* [Given request]
Reproduce all entries word for word.

** START **

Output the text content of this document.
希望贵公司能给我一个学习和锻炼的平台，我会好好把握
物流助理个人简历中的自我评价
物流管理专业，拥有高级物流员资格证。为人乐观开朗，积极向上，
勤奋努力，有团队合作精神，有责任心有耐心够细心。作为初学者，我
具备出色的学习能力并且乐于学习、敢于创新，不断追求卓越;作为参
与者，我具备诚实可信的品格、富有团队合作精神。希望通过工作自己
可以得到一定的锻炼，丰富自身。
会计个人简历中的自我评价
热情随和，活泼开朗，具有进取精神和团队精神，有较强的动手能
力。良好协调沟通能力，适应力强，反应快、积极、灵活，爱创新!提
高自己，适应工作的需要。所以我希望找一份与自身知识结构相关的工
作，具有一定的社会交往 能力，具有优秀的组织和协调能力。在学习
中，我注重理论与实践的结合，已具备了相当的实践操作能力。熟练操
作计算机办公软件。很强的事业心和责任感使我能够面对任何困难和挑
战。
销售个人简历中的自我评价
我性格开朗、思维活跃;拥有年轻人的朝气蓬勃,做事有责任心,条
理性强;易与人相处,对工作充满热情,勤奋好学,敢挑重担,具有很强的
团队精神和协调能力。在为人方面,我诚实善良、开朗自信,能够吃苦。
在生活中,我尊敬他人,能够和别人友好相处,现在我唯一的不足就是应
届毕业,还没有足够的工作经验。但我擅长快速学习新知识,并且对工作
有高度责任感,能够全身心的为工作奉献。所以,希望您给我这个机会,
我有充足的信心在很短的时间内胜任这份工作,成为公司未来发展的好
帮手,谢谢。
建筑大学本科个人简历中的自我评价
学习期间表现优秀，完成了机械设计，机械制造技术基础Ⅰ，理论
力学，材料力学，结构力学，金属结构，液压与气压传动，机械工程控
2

** END **

* [Task response]
Output the text content of this document.
希望贵公司能给我一个学习和锻炼的平台，我会好好把握
物流助理个人简历中的自我评价
物流管理专业，拥有高级物流员资格证。为人乐观开朗，积极向上，
勤奋努力，有团队合作精神，有责任心有耐心够细心。作为初学者，我
具备出色的学习能力并且乐于学习、敢于创新，不断追求卓越;作为参
与者，我具备诚实可信的品格、富有团队合作精神。希望通过工作自己
可以得到一定的锻炼，丰富自身。
会计个人简历中的自我评价
热情随和，活泼开朗，具有进取精神和团队精神，有较强的动手能
力。良好协调沟通能力，适应力强，反应快、积极、灵活，爱创新!提
高自己，适应工作的需要。所以我希望找一份与自身知识结构相关的工
作，具有一定的社会交往 能力，具有优秀的组织和协调能力。在学习
中，我注重理论与实践的结合，已具备了相当的实践操作能力。熟练操
作计算机办公软件。很强的事业心和责任感使我能够面对任何困难和挑
战。
销售个人简历中的自我评价
我性格开朗、思维活跃;拥有年轻人的朝气蓬勃,做事有责任心,条
理性强;易与人相处,对工作充满热情,勤奋好学,敢挑重担,具有很强的
团队精神和协调能力。在为人方面,我诚实善良、开朗自信,能够吃苦。
在生活中,我尊敬他人,能够和别人友好相处,现在我唯一的不足就是应
届毕业,还没有足够的工作经验。但我擅长快速学习新知识,并且对工作
有高度责任感,能够全身心的为工作奉献。所以,希望您给我这个机会,
我有充足的信心在很短的时间内胜任这份工作,成为公司未来发展的好
帮手,谢谢。
建筑大学本科个人简历中的自我评价
学习期间表现优秀，完成了机械设计，机械制造技术基础Ⅰ，理论
力学，材料力学，结构力学，金属结构，液压与气压传动，机械工程控
2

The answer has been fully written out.